======== Material for this task

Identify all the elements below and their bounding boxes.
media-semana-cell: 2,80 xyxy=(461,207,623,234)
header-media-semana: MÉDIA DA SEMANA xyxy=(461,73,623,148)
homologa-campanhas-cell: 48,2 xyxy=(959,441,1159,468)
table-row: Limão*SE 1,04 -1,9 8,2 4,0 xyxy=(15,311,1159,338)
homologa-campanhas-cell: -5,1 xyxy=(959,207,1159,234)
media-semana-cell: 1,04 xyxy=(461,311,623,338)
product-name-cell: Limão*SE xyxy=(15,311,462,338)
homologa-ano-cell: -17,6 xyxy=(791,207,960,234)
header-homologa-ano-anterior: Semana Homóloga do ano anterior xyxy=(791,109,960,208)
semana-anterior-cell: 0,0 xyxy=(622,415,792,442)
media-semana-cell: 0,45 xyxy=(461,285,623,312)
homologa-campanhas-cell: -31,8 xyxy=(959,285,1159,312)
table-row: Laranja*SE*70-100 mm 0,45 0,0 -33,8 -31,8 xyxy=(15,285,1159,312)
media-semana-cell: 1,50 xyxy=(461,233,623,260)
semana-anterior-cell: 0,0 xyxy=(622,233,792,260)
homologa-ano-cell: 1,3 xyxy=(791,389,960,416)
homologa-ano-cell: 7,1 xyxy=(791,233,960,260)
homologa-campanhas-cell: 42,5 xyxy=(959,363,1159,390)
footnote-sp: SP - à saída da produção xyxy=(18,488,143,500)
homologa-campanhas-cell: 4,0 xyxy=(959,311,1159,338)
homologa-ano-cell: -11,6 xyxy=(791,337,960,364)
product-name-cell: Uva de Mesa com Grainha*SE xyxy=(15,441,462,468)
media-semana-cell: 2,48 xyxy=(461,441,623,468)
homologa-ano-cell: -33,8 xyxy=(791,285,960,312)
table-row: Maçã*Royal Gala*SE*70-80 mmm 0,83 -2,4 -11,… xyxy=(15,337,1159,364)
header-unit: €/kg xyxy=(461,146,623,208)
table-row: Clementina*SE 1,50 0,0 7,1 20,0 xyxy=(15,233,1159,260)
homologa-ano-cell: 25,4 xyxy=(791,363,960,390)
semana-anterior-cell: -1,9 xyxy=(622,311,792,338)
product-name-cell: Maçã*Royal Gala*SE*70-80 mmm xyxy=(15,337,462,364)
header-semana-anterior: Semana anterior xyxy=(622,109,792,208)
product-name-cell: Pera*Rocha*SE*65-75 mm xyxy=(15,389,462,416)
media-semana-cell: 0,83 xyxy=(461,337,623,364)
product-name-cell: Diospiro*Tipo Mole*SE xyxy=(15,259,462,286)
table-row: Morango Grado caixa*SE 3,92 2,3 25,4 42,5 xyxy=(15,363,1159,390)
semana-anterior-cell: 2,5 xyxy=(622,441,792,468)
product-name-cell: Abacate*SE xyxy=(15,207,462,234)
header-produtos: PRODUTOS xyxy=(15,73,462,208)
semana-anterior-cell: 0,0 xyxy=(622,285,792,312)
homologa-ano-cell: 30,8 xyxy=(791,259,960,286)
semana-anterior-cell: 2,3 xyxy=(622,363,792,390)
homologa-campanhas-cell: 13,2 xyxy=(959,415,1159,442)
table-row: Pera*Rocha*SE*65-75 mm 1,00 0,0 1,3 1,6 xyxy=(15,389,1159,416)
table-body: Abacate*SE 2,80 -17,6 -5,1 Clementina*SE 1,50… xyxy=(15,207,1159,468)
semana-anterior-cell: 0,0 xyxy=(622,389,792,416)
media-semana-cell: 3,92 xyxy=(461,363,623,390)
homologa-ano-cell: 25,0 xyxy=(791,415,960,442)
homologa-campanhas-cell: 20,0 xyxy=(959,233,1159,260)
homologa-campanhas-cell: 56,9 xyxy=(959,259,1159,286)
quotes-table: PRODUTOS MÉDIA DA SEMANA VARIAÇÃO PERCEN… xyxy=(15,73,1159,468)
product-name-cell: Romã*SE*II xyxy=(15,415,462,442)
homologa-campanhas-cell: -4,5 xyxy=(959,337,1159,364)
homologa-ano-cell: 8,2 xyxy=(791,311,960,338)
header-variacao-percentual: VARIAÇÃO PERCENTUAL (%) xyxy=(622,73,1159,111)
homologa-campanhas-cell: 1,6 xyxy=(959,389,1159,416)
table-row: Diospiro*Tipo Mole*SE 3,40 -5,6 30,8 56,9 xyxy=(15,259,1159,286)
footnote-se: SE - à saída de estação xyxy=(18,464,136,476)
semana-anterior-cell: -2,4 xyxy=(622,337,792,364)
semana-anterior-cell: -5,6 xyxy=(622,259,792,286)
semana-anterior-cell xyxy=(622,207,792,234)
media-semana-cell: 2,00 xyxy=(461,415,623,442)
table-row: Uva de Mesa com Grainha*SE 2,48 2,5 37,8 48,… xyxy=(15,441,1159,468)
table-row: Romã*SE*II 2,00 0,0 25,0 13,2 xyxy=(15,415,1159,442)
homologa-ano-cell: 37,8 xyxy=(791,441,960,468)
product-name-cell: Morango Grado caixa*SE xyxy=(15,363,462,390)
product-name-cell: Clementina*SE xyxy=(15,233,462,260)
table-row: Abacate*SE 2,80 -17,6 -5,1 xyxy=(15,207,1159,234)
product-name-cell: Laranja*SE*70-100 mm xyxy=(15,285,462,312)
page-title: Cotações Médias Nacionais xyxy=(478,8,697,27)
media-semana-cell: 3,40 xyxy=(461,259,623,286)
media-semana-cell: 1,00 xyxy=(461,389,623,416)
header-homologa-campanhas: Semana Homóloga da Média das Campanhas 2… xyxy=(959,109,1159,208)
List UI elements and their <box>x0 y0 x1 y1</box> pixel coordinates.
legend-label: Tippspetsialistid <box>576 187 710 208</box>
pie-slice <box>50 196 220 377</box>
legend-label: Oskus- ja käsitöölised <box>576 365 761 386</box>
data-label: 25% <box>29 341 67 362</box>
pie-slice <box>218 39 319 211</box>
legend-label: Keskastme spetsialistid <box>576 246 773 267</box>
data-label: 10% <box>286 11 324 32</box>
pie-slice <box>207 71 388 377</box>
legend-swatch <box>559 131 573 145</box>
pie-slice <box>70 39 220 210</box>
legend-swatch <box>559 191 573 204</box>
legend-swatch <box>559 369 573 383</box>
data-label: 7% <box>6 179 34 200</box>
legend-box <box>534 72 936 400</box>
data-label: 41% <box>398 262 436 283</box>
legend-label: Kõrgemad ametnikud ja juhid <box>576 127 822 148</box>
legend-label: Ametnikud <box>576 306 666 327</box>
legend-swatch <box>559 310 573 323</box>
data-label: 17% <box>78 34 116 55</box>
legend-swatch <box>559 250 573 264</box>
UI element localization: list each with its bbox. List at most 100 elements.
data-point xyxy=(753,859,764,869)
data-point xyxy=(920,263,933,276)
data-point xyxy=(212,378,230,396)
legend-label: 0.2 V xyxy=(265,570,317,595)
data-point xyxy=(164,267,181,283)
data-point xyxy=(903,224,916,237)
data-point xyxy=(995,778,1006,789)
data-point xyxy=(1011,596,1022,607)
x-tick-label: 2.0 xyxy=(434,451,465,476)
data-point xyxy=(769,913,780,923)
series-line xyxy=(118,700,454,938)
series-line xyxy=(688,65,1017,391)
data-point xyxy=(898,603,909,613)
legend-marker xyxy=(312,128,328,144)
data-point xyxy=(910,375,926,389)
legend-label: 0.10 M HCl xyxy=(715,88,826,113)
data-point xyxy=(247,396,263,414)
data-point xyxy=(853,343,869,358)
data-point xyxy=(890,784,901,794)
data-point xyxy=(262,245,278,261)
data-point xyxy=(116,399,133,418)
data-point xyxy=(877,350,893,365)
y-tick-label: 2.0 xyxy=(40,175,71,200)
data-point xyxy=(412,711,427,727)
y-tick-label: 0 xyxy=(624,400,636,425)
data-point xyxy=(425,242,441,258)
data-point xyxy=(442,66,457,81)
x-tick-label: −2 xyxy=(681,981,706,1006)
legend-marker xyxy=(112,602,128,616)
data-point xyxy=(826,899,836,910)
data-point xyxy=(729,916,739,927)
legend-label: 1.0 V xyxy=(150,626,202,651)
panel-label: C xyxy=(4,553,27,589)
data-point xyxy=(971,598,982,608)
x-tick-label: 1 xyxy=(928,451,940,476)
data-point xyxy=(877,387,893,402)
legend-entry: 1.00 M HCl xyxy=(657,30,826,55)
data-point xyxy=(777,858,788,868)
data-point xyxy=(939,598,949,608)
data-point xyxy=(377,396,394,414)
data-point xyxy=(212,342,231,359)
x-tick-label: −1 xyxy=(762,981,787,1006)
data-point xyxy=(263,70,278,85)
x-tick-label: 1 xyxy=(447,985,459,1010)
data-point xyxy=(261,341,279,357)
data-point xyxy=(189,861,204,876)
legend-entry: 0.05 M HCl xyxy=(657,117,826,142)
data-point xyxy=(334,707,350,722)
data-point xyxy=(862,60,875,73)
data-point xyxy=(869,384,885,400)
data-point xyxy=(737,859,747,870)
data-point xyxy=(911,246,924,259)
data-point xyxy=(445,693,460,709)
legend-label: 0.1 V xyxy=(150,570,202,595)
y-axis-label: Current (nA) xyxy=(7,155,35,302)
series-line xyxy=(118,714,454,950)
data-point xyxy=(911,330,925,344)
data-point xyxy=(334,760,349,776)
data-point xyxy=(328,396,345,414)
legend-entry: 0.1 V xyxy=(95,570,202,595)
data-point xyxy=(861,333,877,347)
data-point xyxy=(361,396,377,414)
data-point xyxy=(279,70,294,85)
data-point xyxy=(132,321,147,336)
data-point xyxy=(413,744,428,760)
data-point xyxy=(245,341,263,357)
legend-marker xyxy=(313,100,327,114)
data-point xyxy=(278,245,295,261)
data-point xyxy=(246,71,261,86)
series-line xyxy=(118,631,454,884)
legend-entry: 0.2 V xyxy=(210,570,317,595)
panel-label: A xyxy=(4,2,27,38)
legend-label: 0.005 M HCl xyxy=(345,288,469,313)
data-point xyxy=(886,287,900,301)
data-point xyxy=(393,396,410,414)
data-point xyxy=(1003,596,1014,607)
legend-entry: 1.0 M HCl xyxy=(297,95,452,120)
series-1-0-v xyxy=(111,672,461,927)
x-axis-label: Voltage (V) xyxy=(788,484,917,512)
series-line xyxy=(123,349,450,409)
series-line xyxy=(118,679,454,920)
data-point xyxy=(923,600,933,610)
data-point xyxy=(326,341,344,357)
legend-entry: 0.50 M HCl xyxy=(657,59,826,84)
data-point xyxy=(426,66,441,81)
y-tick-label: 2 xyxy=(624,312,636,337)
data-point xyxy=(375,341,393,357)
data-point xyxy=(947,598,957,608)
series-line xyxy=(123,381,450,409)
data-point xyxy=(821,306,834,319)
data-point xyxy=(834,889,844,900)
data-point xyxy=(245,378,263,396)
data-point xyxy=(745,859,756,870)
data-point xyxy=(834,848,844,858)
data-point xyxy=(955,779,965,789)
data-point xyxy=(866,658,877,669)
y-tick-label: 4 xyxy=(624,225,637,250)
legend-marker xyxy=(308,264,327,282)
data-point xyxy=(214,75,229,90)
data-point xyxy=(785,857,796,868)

================

Reproduce the records above word for word, starting at their first line and ending at the line that contains "footnote-sp: SP - à".

Identify all the elements below and their bounding boxes.
media-semana-cell: 2,80 xyxy=(461,207,623,234)
header-media-semana: MÉDIA DA SEMANA xyxy=(461,73,623,148)
homologa-campanhas-cell: 48,2 xyxy=(959,441,1159,468)
table-row: Limão*SE 1,04 -1,9 8,2 4,0 xyxy=(15,311,1159,338)
homologa-campanhas-cell: -5,1 xyxy=(959,207,1159,234)
media-semana-cell: 1,04 xyxy=(461,311,623,338)
product-name-cell: Limão*SE xyxy=(15,311,462,338)
homologa-ano-cell: -17,6 xyxy=(791,207,960,234)
header-homologa-ano-anterior: Semana Homóloga do ano anterior xyxy=(791,109,960,208)
semana-anterior-cell: 0,0 xyxy=(622,415,792,442)
media-semana-cell: 0,45 xyxy=(461,285,623,312)
homologa-campanhas-cell: -31,8 xyxy=(959,285,1159,312)
table-row: Laranja*SE*70-100 mm 0,45 0,0 -33,8 -31,8 xyxy=(15,285,1159,312)
media-semana-cell: 1,50 xyxy=(461,233,623,260)
semana-anterior-cell: 0,0 xyxy=(622,233,792,260)
homologa-ano-cell: 1,3 xyxy=(791,389,960,416)
homologa-ano-cell: 7,1 xyxy=(791,233,960,260)
homologa-campanhas-cell: 42,5 xyxy=(959,363,1159,390)
footnote-sp: SP - à saída da produção xyxy=(18,488,143,500)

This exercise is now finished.